*Instruction*. Please give the entries again in full and exactly, without any picture.

[Records from a collection of figures]
- - - -

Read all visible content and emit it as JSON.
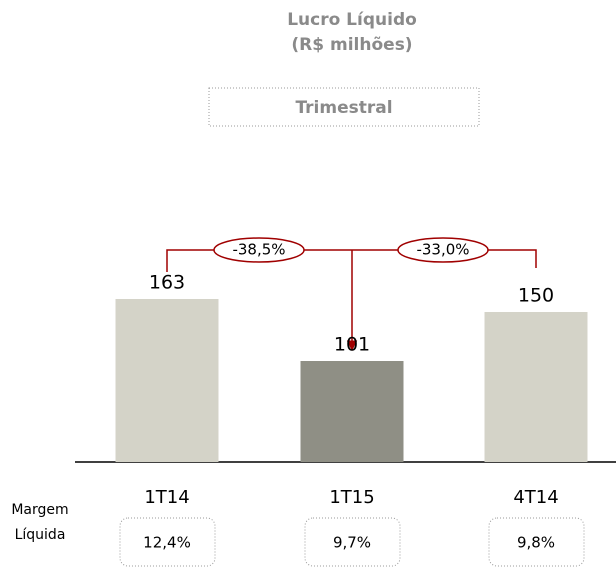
{
  "chart_data": {
    "type": "bar",
    "title": "Lucro Líquido",
    "subtitle": "(R$ milhões)",
    "period": "Trimestral",
    "categories": [
      "1T14",
      "1T15",
      "4T14"
    ],
    "values": [
      163,
      101,
      150
    ],
    "colors": [
      "#d4d3c8",
      "#8f8f85",
      "#d4d3c8"
    ],
    "ylim": [
      0,
      200
    ],
    "annotations": [
      {
        "value": -38.5,
        "label": "-38,5%"
      },
      {
        "value": -33.0,
        "label": "-33,0%"
      }
    ],
    "margin_label": [
      "Margem",
      "Líquida"
    ],
    "margin": {
      "values": [
        12.4,
        9.7,
        9.8
      ],
      "value_labels": [
        "12,4%",
        "9,7%",
        "9,8%"
      ]
    }
  }
}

- - - -

*Exercise output*.
Read all visible content and emit it as JSON.
{
  "chart_data": {
    "type": "bar",
    "title": "Lucro Líquido",
    "subtitle": "(R$ milhões)",
    "period": "Trimestral",
    "categories": [
      "1T14",
      "1T15",
      "4T14"
    ],
    "values": [
      163,
      101,
      150
    ],
    "colors": [
      "#d4d3c8",
      "#8f8f85",
      "#d4d3c8"
    ],
    "ylim": [
      0,
      200
    ],
    "annotations": [
      {
        "value": -38.5,
        "label": "-38,5%"
      },
      {
        "value": -33.0,
        "label": "-33,0%"
      }
    ],
    "margin_label": [
      "Margem",
      "Líquida"
    ],
    "margin": {
      "values": [
        12.4,
        9.7,
        9.8
      ],
      "value_labels": [
        "12,4%",
        "9,7%",
        "9,8%"
      ]
    }
  }
}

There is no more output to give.